→ DIRECTIVE
From the entries that follow, gather each line holding the word "Онлайн".

→ DATA FOR THIS EXERCISE

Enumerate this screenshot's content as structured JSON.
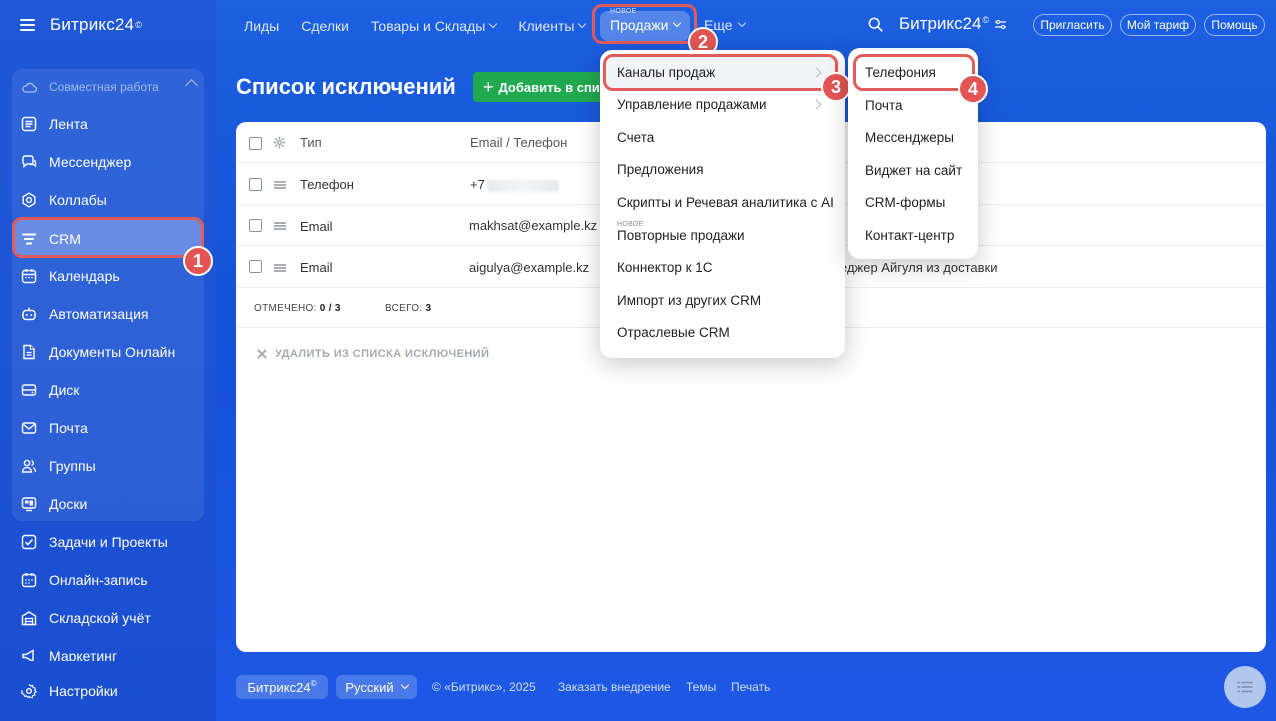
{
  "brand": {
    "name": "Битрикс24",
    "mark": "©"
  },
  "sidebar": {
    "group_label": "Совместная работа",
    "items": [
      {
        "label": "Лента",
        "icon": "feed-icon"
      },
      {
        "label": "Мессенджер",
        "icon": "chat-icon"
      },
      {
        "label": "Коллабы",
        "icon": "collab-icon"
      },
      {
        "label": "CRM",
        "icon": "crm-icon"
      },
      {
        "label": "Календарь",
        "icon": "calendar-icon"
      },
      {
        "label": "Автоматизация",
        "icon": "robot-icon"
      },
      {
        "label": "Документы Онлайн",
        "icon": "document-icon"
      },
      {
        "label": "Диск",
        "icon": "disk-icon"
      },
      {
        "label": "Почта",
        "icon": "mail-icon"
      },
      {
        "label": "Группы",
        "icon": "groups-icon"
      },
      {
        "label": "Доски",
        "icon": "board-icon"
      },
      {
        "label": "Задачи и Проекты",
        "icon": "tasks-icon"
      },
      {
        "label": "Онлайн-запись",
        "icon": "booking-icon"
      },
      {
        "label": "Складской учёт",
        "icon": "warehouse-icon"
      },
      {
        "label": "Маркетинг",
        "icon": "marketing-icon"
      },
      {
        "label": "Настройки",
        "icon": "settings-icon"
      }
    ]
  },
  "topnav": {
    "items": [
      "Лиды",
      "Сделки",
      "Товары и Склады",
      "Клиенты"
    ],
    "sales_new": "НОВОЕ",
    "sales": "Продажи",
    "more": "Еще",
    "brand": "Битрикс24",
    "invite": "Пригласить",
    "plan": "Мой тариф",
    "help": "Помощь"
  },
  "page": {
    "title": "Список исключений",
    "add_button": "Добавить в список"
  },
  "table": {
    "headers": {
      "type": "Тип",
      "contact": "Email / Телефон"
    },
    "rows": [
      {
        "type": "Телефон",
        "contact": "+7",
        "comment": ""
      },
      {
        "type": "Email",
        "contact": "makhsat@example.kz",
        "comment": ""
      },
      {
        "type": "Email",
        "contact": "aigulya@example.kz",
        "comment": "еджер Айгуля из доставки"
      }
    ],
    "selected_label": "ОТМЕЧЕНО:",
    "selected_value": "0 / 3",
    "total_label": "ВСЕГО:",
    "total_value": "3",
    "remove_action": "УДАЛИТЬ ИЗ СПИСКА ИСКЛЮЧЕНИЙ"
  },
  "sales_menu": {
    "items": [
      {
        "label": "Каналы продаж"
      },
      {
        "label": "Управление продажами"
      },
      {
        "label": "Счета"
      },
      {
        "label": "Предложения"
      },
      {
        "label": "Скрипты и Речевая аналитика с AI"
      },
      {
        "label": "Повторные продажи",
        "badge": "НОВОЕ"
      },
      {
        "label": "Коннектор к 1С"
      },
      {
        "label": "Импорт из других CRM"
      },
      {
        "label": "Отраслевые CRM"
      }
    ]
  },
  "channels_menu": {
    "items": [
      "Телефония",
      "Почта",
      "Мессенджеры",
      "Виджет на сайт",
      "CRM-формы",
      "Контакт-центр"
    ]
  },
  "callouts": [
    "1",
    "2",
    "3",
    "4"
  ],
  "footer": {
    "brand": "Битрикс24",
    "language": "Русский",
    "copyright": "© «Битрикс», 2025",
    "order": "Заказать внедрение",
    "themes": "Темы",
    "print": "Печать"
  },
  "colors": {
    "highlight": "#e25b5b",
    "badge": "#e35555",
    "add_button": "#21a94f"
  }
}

→ OUTPUT BELOW
        "label": "Документы Онлайн",
        "label": "Онлайн-запись",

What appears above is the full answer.